Exercise details:
Filter this material down to the lines that hold "envolvem", copying each one.

Data extract:
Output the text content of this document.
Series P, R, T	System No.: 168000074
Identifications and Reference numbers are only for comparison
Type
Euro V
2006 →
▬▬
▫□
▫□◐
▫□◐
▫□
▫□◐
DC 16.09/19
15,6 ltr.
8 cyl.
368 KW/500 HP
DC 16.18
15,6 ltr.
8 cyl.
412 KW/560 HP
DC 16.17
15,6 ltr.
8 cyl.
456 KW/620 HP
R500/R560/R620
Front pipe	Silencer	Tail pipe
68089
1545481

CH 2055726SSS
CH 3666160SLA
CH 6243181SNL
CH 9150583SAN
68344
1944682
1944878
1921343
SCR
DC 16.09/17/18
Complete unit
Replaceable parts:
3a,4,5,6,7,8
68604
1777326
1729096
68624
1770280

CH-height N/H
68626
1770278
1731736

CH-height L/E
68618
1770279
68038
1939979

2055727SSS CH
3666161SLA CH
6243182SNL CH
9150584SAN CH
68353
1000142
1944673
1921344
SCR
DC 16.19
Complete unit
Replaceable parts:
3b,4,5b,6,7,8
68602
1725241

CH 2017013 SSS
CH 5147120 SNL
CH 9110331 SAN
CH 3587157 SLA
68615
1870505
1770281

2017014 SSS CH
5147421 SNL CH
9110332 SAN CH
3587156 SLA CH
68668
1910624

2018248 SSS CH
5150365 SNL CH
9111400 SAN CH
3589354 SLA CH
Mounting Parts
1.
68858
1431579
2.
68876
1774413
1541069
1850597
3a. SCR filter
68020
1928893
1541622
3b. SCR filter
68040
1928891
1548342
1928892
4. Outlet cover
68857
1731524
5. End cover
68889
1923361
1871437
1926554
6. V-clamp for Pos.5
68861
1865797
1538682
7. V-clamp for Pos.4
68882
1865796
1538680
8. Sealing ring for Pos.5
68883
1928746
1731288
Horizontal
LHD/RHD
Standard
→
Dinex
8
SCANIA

* * *

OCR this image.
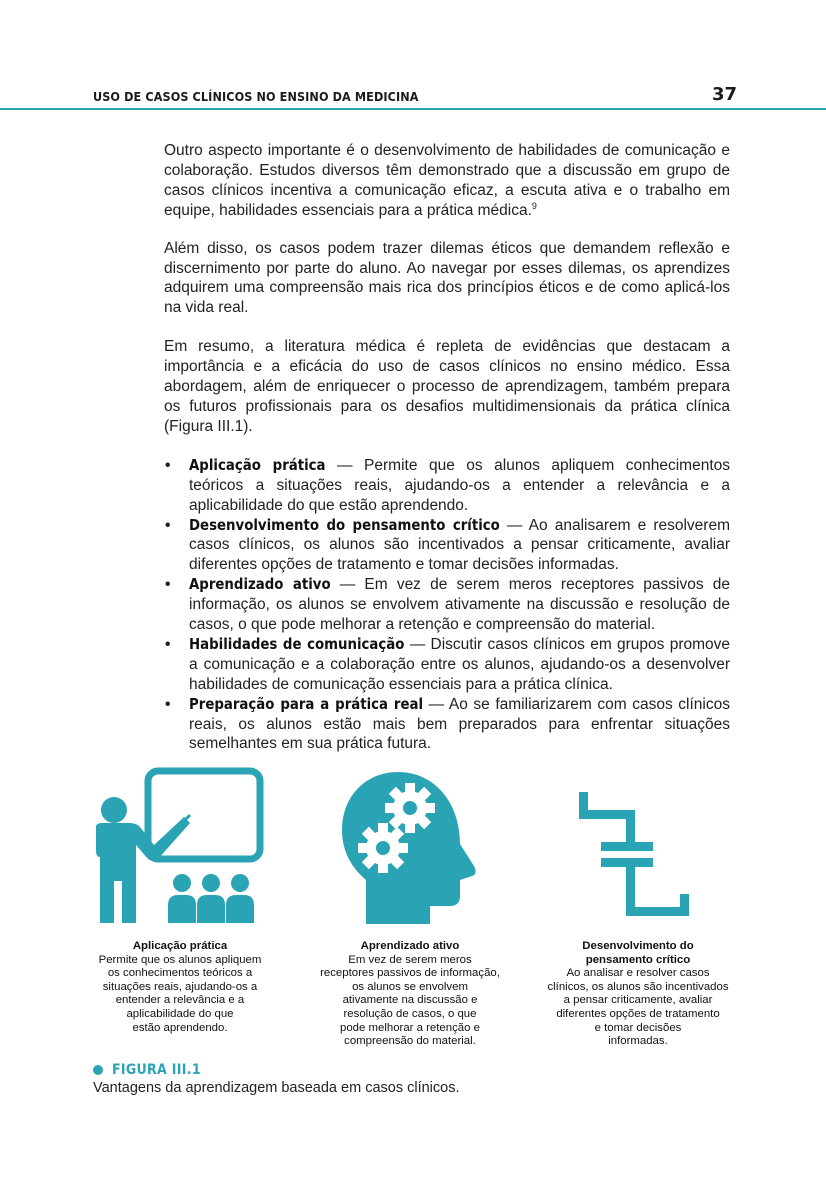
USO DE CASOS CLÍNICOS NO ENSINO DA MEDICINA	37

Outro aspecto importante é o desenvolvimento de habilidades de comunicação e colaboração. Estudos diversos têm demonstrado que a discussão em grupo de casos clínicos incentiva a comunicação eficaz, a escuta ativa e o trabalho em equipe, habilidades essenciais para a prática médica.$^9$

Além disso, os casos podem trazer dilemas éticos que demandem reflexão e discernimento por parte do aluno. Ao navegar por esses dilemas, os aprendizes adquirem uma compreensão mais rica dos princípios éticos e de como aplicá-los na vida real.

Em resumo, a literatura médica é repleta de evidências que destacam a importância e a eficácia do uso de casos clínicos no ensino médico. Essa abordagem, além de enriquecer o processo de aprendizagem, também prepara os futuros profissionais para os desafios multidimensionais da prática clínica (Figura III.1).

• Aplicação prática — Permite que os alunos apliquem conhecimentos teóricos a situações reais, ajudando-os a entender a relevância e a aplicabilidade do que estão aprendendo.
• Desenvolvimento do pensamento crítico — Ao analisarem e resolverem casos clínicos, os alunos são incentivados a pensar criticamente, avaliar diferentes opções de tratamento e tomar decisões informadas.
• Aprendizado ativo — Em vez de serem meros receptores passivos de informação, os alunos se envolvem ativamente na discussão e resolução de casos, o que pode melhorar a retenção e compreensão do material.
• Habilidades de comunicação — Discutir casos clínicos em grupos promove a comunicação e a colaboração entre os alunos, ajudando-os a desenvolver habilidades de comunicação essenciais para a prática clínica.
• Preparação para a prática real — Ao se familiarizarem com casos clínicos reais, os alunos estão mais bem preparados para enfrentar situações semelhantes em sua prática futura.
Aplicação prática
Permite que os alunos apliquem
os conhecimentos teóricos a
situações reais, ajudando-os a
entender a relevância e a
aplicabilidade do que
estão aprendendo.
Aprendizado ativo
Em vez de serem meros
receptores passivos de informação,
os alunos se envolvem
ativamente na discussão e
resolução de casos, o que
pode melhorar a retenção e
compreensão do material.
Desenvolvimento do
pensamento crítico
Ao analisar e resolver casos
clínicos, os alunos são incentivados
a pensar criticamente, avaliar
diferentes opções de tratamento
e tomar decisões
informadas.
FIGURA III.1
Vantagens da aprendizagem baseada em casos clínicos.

Result for this task:
• Aprendizado ativo — Em vez de serem meros receptores passivos de informação, os alunos se envolvem ativamente na discussão e resolução de casos, o que pode melhorar a retenção e compreensão do material.
os alunos se envolvem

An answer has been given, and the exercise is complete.